Task goal:
Print the listing below in its entirety, character for character.

-- BEGIN Raw data --

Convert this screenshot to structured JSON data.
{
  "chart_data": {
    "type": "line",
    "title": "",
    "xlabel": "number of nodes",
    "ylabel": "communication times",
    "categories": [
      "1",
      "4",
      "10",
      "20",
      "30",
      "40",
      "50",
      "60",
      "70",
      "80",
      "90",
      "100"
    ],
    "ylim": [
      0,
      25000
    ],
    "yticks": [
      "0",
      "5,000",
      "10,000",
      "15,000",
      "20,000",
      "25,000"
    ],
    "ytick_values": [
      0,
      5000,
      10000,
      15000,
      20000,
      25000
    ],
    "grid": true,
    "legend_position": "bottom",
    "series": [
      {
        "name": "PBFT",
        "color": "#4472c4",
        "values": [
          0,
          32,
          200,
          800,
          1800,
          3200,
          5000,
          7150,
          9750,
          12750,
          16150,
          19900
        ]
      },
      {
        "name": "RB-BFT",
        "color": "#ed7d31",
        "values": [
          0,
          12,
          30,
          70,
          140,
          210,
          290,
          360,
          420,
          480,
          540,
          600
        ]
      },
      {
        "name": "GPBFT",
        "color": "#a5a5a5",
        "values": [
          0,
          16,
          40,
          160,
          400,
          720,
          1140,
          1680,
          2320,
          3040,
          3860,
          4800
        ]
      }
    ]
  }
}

-- END Raw data --

Task solution:
Convert this screenshot to structured JSON data.
{
  "chart_data": {
    "type": "line",
    "title": "",
    "xlabel": "number of nodes",
    "ylabel": "communication times",
    "categories": [
      "1",
      "4",
      "10",
      "20",
      "30",
      "40",
      "50",
      "60",
      "70",
      "80",
      "90",
      "100"
    ],
    "ylim": [
      0,
      25000
    ],
    "yticks": [
      "0",
      "5,000",
      "10,000",
      "15,000",
      "20,000",
      "25,000"
    ],
    "ytick_values": [
      0,
      5000,
      10000,
      15000,
      20000,
      25000
    ],
    "grid": true,
    "legend_position": "bottom",
    "series": [
      {
        "name": "PBFT",
        "color": "#4472c4",
        "values": [
          0,
          32,
          200,
          800,
          1800,
          3200,
          5000,
          7150,
          9750,
          12750,
          16150,
          19900
        ]
      },
      {
        "name": "RB-BFT",
        "color": "#ed7d31",
        "values": [
          0,
          12,
          30,
          70,
          140,
          210,
          290,
          360,
          420,
          480,
          540,
          600
        ]
      },
      {
        "name": "GPBFT",
        "color": "#a5a5a5",
        "values": [
          0,
          16,
          40,
          160,
          400,
          720,
          1140,
          1680,
          2320,
          3040,
          3860,
          4800
        ]
      }
    ]
  }
}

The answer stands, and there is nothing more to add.